Work instructions. All the data should come back exactly as it was given.

Raw data.

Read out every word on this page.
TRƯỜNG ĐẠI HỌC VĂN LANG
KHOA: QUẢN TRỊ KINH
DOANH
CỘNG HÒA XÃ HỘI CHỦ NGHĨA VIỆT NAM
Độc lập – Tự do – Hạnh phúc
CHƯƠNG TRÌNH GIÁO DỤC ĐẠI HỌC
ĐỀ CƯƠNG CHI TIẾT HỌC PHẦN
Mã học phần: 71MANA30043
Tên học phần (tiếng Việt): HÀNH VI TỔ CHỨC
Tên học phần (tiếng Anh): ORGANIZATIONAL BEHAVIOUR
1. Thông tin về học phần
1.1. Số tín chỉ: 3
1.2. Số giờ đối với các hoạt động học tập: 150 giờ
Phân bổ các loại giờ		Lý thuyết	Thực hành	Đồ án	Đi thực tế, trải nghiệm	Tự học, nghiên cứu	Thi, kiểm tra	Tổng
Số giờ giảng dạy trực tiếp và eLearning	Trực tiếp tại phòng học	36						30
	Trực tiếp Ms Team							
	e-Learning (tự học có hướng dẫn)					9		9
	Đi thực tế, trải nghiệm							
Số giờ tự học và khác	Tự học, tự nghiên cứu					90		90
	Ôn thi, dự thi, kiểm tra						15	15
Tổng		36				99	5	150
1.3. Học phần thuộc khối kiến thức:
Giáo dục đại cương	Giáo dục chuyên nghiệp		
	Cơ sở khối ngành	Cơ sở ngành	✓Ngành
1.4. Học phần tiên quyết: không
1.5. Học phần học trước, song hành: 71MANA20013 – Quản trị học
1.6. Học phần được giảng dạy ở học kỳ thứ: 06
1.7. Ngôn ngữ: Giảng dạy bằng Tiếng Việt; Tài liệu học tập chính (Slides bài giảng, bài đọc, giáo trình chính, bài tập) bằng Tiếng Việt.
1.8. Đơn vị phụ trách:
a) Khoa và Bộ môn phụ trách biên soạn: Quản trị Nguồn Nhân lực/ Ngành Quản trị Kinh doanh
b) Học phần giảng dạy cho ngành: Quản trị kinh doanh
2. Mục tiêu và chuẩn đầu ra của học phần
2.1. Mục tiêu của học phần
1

Answer to the task.
Read out every word on this page.
TRƯỜNG ĐẠI HỌC VĂN LANG
KHOA: QUẢN TRỊ KINH
DOANH
CỘNG HÒA XÃ HỘI CHỦ NGHĨA VIỆT NAM
Độc lập – Tự do – Hạnh phúc
CHƯƠNG TRÌNH GIÁO DỤC ĐẠI HỌC
ĐỀ CƯƠNG CHI TIẾT HỌC PHẦN
Mã học phần: 71MANA30043
Tên học phần (tiếng Việt): HÀNH VI TỔ CHỨC
Tên học phần (tiếng Anh): ORGANIZATIONAL BEHAVIOUR
1. Thông tin về học phần
1.1. Số tín chỉ: 3
1.2. Số giờ đối với các hoạt động học tập: 150 giờ
Phân bổ các loại giờ		Lý thuyết	Thực hành	Đồ án	Đi thực tế, trải nghiệm	Tự học, nghiên cứu	Thi, kiểm tra	Tổng
Số giờ giảng dạy trực tiếp và eLearning	Trực tiếp tại phòng học	36						30
	Trực tiếp Ms Team							
	e-Learning (tự học có hướng dẫn)					9		9
	Đi thực tế, trải nghiệm							
Số giờ tự học và khác	Tự học, tự nghiên cứu					90		90
	Ôn thi, dự thi, kiểm tra						15	15
Tổng		36				99	5	150
1.3. Học phần thuộc khối kiến thức:
Giáo dục đại cương	Giáo dục chuyên nghiệp		
	Cơ sở khối ngành	Cơ sở ngành	✓Ngành
1.4. Học phần tiên quyết: không
1.5. Học phần học trước, song hành: 71MANA20013 – Quản trị học
1.6. Học phần được giảng dạy ở học kỳ thứ: 06
1.7. Ngôn ngữ: Giảng dạy bằng Tiếng Việt; Tài liệu học tập chính (Slides bài giảng, bài đọc, giáo trình chính, bài tập) bằng Tiếng Việt.
1.8. Đơn vị phụ trách:
a) Khoa và Bộ môn phụ trách biên soạn: Quản trị Nguồn Nhân lực/ Ngành Quản trị Kinh doanh
b) Học phần giảng dạy cho ngành: Quản trị kinh doanh
2. Mục tiêu và chuẩn đầu ra của học phần
2.1. Mục tiêu của học phần
1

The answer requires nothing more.